> [Stated problem]
Count every line in the data below where "الامثال" occurs, then state that number and nothing more.

Part of a data file

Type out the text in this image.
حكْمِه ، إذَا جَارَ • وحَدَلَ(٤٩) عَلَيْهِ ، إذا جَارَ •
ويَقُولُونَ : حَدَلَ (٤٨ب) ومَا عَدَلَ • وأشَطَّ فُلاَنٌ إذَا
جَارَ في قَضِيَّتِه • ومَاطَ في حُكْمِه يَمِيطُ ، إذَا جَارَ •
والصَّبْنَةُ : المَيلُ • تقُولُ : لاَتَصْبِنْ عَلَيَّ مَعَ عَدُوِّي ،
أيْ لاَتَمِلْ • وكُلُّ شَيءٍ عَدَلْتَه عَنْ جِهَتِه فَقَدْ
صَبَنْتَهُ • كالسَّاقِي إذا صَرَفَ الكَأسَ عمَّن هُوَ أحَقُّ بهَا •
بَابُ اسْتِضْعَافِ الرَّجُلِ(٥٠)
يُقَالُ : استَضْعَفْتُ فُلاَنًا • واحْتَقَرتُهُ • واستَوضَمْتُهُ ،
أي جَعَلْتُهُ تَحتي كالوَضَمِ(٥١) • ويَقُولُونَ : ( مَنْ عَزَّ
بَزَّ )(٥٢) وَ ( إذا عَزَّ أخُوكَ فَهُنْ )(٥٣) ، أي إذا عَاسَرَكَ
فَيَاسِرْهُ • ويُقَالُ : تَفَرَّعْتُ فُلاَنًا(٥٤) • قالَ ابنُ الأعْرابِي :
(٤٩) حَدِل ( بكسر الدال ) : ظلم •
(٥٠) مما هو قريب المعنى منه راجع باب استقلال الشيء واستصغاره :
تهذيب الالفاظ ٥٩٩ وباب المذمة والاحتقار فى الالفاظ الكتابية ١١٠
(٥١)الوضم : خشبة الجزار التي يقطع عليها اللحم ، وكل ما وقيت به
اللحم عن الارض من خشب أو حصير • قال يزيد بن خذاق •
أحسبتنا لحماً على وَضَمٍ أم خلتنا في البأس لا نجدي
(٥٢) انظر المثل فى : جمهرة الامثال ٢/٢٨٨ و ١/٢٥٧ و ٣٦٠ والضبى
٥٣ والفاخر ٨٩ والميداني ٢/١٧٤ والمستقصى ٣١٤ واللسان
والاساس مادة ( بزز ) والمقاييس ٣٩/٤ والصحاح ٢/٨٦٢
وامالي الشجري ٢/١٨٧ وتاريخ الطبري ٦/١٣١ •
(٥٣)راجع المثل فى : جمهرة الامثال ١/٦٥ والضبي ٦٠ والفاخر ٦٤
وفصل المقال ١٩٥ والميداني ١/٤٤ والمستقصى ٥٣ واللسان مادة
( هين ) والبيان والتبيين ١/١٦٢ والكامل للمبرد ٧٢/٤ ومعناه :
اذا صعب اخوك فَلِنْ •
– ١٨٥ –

> [Answer in full]
2